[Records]

———

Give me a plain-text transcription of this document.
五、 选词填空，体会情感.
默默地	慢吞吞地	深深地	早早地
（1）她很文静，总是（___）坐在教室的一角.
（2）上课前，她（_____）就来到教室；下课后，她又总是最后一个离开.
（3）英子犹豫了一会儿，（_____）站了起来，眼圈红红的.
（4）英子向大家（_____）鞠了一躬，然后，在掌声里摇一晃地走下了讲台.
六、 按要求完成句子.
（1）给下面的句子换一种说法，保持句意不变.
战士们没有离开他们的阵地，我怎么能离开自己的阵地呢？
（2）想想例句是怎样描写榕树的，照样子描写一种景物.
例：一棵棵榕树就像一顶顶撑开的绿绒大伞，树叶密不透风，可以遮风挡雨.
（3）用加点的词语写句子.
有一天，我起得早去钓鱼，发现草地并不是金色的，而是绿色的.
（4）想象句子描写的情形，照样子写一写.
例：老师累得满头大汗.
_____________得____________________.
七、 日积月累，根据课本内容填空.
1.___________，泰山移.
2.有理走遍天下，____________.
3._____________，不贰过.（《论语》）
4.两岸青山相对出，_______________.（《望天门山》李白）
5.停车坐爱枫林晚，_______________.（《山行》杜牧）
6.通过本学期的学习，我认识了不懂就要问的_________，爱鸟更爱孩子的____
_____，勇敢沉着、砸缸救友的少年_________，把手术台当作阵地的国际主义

———

■ **Exercise goal**: Nothing should be left out: repeat all of the data exactly.

■ **Written solution**:
Give me a plain-text transcription of this document.
五、 选词填空，体会情感.
默默地	慢吞吞地	深深地	早早地
（1）她很文静，总是（___）坐在教室的一角.
（2）上课前，她（_____）就来到教室；下课后，她又总是最后一个离开.
（3）英子犹豫了一会儿，（_____）站了起来，眼圈红红的.
（4）英子向大家（_____）鞠了一躬，然后，在掌声里摇一晃地走下了讲台.
六、 按要求完成句子.
（1）给下面的句子换一种说法，保持句意不变.
战士们没有离开他们的阵地，我怎么能离开自己的阵地呢？
（2）想想例句是怎样描写榕树的，照样子描写一种景物.
例：一棵棵榕树就像一顶顶撑开的绿绒大伞，树叶密不透风，可以遮风挡雨.
（3）用加点的词语写句子.
有一天，我起得早去钓鱼，发现草地并不是金色的，而是绿色的.
（4）想象句子描写的情形，照样子写一写.
例：老师累得满头大汗.
_____________得____________________.
七、 日积月累，根据课本内容填空.
1.___________，泰山移.
2.有理走遍天下，____________.
3._____________，不贰过.（《论语》）
4.两岸青山相对出，_______________.（《望天门山》李白）
5.停车坐爱枫林晚，_______________.（《山行》杜牧）
6.通过本学期的学习，我认识了不懂就要问的_________，爱鸟更爱孩子的____
_____，勇敢沉着、砸缸救友的少年_________，把手术台当作阵地的国际主义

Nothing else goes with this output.